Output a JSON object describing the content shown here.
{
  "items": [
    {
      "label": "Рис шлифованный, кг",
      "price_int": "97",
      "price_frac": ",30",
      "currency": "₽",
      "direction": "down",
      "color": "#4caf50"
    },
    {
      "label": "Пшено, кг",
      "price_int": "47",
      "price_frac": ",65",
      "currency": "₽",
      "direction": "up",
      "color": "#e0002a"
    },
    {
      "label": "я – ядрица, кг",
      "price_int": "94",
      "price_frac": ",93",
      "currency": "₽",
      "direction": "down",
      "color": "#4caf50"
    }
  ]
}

------

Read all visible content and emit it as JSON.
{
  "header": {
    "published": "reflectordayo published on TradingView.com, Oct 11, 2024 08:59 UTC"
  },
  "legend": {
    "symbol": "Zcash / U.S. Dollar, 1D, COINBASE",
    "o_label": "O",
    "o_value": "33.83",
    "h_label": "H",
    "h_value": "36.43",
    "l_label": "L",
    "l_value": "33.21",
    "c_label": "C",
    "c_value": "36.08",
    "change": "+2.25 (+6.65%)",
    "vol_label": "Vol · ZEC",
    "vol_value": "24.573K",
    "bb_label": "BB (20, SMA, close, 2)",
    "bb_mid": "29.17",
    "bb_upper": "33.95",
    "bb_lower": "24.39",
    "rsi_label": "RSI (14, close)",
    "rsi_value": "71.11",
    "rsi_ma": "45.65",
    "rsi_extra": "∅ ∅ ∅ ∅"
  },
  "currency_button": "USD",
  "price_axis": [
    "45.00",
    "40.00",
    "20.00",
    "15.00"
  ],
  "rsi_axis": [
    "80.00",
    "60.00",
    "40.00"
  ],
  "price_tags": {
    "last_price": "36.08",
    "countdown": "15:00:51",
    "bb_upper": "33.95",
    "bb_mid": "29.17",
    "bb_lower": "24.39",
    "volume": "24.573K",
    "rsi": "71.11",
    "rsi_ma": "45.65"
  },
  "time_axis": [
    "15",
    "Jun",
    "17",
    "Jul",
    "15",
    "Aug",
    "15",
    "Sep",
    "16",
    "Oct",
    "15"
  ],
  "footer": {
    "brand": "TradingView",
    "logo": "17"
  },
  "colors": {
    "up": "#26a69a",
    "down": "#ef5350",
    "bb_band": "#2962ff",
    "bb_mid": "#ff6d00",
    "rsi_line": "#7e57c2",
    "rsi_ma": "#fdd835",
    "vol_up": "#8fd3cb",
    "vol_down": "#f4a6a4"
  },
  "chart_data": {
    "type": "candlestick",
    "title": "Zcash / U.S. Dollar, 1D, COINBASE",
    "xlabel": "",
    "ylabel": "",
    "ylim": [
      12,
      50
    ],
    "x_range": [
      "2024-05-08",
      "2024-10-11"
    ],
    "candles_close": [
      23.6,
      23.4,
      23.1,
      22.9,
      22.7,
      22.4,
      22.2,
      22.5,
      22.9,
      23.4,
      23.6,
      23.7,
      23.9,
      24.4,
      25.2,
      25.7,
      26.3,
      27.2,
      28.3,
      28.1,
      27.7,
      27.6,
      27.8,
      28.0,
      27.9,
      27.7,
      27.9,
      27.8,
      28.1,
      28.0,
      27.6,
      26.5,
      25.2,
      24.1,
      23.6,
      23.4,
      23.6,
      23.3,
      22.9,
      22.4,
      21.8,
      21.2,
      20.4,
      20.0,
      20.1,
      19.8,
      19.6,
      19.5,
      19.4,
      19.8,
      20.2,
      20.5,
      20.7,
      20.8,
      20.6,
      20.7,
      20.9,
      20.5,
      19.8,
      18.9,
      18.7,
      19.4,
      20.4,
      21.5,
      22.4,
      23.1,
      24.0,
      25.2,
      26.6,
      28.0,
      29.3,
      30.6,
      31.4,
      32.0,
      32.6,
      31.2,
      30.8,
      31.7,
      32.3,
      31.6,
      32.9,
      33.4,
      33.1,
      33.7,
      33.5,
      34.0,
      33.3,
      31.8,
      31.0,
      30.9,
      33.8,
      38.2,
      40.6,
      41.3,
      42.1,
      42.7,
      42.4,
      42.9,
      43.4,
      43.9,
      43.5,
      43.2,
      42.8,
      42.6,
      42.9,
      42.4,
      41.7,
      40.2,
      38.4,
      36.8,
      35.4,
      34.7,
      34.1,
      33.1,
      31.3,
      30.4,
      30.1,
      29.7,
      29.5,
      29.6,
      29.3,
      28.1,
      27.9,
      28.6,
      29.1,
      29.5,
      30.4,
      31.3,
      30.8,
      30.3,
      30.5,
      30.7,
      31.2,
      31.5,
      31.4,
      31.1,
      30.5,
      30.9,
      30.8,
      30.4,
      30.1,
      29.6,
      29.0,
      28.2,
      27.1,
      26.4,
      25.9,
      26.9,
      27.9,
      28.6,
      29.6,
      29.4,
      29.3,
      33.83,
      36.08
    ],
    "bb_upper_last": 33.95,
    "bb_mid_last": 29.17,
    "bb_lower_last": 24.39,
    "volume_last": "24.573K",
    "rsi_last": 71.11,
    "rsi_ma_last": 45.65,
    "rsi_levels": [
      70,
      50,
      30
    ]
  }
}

------

TASK OBJECTIVE>
Write only the number of lines in the records that include the word "Zcash".

COMPLETE RESPONSE>
2